PROBLEM TO SOLVE: Copy the lines that follow, keeping every character the same.

Items from a dataset
--- Begin ---

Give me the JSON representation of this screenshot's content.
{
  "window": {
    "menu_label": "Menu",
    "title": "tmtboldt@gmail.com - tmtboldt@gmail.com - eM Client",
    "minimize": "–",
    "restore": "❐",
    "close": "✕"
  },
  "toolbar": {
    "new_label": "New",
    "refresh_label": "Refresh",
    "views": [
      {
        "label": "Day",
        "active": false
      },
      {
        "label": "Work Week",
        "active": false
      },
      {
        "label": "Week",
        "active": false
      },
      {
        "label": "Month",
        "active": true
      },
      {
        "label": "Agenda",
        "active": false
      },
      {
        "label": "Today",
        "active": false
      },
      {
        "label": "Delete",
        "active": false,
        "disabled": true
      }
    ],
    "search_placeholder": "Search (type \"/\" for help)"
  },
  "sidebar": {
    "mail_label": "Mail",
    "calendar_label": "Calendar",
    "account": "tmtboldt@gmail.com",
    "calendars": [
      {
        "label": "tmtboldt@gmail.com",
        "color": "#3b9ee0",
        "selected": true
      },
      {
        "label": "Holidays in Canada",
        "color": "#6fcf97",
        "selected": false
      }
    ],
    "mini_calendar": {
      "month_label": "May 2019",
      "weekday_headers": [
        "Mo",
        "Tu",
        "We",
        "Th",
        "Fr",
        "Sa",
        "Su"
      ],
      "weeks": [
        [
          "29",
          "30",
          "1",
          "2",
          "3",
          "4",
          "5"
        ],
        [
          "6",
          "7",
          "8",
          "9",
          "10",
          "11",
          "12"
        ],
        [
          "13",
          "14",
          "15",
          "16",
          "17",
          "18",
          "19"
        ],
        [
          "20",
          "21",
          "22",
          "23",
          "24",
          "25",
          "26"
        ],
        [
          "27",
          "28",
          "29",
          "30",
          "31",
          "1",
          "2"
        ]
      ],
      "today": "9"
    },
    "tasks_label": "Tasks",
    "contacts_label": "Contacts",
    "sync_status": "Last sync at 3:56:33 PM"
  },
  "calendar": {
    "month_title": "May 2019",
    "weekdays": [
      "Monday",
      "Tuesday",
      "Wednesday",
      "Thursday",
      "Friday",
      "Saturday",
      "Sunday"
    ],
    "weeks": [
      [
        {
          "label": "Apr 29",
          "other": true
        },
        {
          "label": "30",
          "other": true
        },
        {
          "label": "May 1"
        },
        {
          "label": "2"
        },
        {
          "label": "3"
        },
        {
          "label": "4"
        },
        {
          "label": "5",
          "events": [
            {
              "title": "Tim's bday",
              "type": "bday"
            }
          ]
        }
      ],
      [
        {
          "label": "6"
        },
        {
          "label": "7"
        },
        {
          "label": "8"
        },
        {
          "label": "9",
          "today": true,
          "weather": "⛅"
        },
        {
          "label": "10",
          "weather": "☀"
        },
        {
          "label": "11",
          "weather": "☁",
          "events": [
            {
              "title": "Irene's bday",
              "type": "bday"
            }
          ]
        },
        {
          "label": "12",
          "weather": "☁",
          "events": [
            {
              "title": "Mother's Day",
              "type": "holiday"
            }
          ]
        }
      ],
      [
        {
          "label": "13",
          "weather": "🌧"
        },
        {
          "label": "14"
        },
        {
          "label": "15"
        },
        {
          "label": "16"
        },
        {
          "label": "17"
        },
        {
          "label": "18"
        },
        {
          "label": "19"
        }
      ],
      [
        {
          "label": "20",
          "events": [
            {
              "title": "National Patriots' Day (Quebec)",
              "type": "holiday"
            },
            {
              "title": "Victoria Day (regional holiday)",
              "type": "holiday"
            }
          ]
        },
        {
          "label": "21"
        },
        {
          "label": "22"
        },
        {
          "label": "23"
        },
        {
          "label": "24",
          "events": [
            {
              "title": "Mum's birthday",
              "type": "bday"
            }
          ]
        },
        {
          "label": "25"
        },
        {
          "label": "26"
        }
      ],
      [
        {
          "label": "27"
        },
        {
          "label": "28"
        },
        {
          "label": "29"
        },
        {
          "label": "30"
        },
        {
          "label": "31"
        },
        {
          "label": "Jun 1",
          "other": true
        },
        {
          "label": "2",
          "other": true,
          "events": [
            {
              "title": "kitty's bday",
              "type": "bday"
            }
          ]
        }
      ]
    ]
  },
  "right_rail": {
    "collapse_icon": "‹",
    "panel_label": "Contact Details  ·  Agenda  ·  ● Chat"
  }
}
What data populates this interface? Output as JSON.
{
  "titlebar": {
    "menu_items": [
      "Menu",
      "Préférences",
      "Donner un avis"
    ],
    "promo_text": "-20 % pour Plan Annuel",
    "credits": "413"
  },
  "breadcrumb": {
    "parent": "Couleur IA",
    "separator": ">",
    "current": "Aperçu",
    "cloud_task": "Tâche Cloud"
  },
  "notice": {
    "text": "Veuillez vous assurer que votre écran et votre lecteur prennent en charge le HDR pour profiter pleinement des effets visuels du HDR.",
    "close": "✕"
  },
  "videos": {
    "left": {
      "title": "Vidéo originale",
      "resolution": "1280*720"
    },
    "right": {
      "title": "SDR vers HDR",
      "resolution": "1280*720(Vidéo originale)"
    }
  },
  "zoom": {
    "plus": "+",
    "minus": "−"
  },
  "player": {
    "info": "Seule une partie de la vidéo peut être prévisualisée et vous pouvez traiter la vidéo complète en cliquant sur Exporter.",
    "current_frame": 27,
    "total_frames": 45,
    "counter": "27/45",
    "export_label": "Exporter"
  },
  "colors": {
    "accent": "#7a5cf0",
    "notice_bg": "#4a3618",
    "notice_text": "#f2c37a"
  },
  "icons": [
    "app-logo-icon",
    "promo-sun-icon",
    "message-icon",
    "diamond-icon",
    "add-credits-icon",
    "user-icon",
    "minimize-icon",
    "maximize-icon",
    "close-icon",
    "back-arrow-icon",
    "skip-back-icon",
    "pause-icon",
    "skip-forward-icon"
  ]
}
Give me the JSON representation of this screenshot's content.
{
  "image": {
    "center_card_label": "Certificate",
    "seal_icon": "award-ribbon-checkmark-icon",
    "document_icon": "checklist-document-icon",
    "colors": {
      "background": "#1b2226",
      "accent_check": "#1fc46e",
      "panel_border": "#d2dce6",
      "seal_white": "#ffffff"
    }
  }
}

--- End ---

SOLUTION FOR THIS EXERCISE:
Give me the JSON representation of this screenshot's content.
{
  "window": {
    "menu_label": "Menu",
    "title": "tmtboldt@gmail.com - tmtboldt@gmail.com - eM Client",
    "minimize": "–",
    "restore": "❐",
    "close": "✕"
  },
  "toolbar": {
    "new_label": "New",
    "refresh_label": "Refresh",
    "views": [
      {
        "label": "Day",
        "active": false
      },
      {
        "label": "Work Week",
        "active": false
      },
      {
        "label": "Week",
        "active": false
      },
      {
        "label": "Month",
        "active": true
      },
      {
        "label": "Agenda",
        "active": false
      },
      {
        "label": "Today",
        "active": false
      },
      {
        "label": "Delete",
        "active": false,
        "disabled": true
      }
    ],
    "search_placeholder": "Search (type \"/\" for help)"
  },
  "sidebar": {
    "mail_label": "Mail",
    "calendar_label": "Calendar",
    "account": "tmtboldt@gmail.com",
    "calendars": [
      {
        "label": "tmtboldt@gmail.com",
        "color": "#3b9ee0",
        "selected": true
      },
      {
        "label": "Holidays in Canada",
        "color": "#6fcf97",
        "selected": false
      }
    ],
    "mini_calendar": {
      "month_label": "May 2019",
      "weekday_headers": [
        "Mo",
        "Tu",
        "We",
        "Th",
        "Fr",
        "Sa",
        "Su"
      ],
      "weeks": [
        [
          "29",
          "30",
          "1",
          "2",
          "3",
          "4",
          "5"
        ],
        [
          "6",
          "7",
          "8",
          "9",
          "10",
          "11",
          "12"
        ],
        [
          "13",
          "14",
          "15",
          "16",
          "17",
          "18",
          "19"
        ],
        [
          "20",
          "21",
          "22",
          "23",
          "24",
          "25",
          "26"
        ],
        [
          "27",
          "28",
          "29",
          "30",
          "31",
          "1",
          "2"
        ]
      ],
      "today": "9"
    },
    "tasks_label": "Tasks",
    "contacts_label": "Contacts",
    "sync_status": "Last sync at 3:56:33 PM"
  },
  "calendar": {
    "month_title": "May 2019",
    "weekdays": [
      "Monday",
      "Tuesday",
      "Wednesday",
      "Thursday",
      "Friday",
      "Saturday",
      "Sunday"
    ],
    "weeks": [
      [
        {
          "label": "Apr 29",
          "other": true
        },
        {
          "label": "30",
          "other": true
        },
        {
          "label": "May 1"
        },
        {
          "label": "2"
        },
        {
          "label": "3"
        },
        {
          "label": "4"
        },
        {
          "label": "5",
          "events": [
            {
              "title": "Tim's bday",
              "type": "bday"
            }
          ]
        }
      ],
      [
        {
          "label": "6"
        },
        {
          "label": "7"
        },
        {
          "label": "8"
        },
        {
          "label": "9",
          "today": true,
          "weather": "⛅"
        },
        {
          "label": "10",
          "weather": "☀"
        },
        {
          "label": "11",
          "weather": "☁",
          "events": [
            {
              "title": "Irene's bday",
              "type": "bday"
            }
          ]
        },
        {
          "label": "12",
          "weather": "☁",
          "events": [
            {
              "title": "Mother's Day",
              "type": "holiday"
            }
          ]
        }
      ],
      [
        {
          "label": "13",
          "weather": "🌧"
        },
        {
          "label": "14"
        },
        {
          "label": "15"
        },
        {
          "label": "16"
        },
        {
          "label": "17"
        },
        {
          "label": "18"
        },
        {
          "label": "19"
        }
      ],
      [
        {
          "label": "20",
          "events": [
            {
              "title": "National Patriots' Day (Quebec)",
              "type": "holiday"
            },
            {
              "title": "Victoria Day (regional holiday)",
              "type": "holiday"
            }
          ]
        },
        {
          "label": "21"
        },
        {
          "label": "22"
        },
        {
          "label": "23"
        },
        {
          "label": "24",
          "events": [
            {
              "title": "Mum's birthday",
              "type": "bday"
            }
          ]
        },
        {
          "label": "25"
        },
        {
          "label": "26"
        }
      ],
      [
        {
          "label": "27"
        },
        {
          "label": "28"
        },
        {
          "label": "29"
        },
        {
          "label": "30"
        },
        {
          "label": "31"
        },
        {
          "label": "Jun 1",
          "other": true
        },
        {
          "label": "2",
          "other": true,
          "events": [
            {
              "title": "kitty's bday",
              "type": "bday"
            }
          ]
        }
      ]
    ]
  },
  "right_rail": {
    "collapse_icon": "‹",
    "panel_label": "Contact Details  ·  Agenda  ·  ● Chat"
  }
}
What data populates this interface? Output as JSON.
{
  "titlebar": {
    "menu_items": [
      "Menu",
      "Préférences",
      "Donner un avis"
    ],
    "promo_text": "-20 % pour Plan Annuel",
    "credits": "413"
  },
  "breadcrumb": {
    "parent": "Couleur IA",
    "separator": ">",
    "current": "Aperçu",
    "cloud_task": "Tâche Cloud"
  },
  "notice": {
    "text": "Veuillez vous assurer que votre écran et votre lecteur prennent en charge le HDR pour profiter pleinement des effets visuels du HDR.",
    "close": "✕"
  },
  "videos": {
    "left": {
      "title": "Vidéo originale",
      "resolution": "1280*720"
    },
    "right": {
      "title": "SDR vers HDR",
      "resolution": "1280*720(Vidéo originale)"
    }
  },
  "zoom": {
    "plus": "+",
    "minus": "−"
  },
  "player": {
    "info": "Seule une partie de la vidéo peut être prévisualisée et vous pouvez traiter la vidéo complète en cliquant sur Exporter.",
    "current_frame": 27,
    "total_frames": 45,
    "counter": "27/45",
    "export_label": "Exporter"
  },
  "colors": {
    "accent": "#7a5cf0",
    "notice_bg": "#4a3618",
    "notice_text": "#f2c37a"
  },
  "icons": [
    "app-logo-icon",
    "promo-sun-icon",
    "message-icon",
    "diamond-icon",
    "add-credits-icon",
    "user-icon",
    "minimize-icon",
    "maximize-icon",
    "close-icon",
    "back-arrow-icon",
    "skip-back-icon",
    "pause-icon",
    "skip-forward-icon"
  ]
}
Give me the JSON representation of this screenshot's content.
{
  "image": {
    "center_card_label": "Certificate",
    "seal_icon": "award-ribbon-checkmark-icon",
    "document_icon": "checklist-document-icon",
    "colors": {
      "background": "#1b2226",
      "accent_check": "#1fc46e",
      "panel_border": "#d2dce6",
      "seal_white": "#ffffff"
    }
  }
}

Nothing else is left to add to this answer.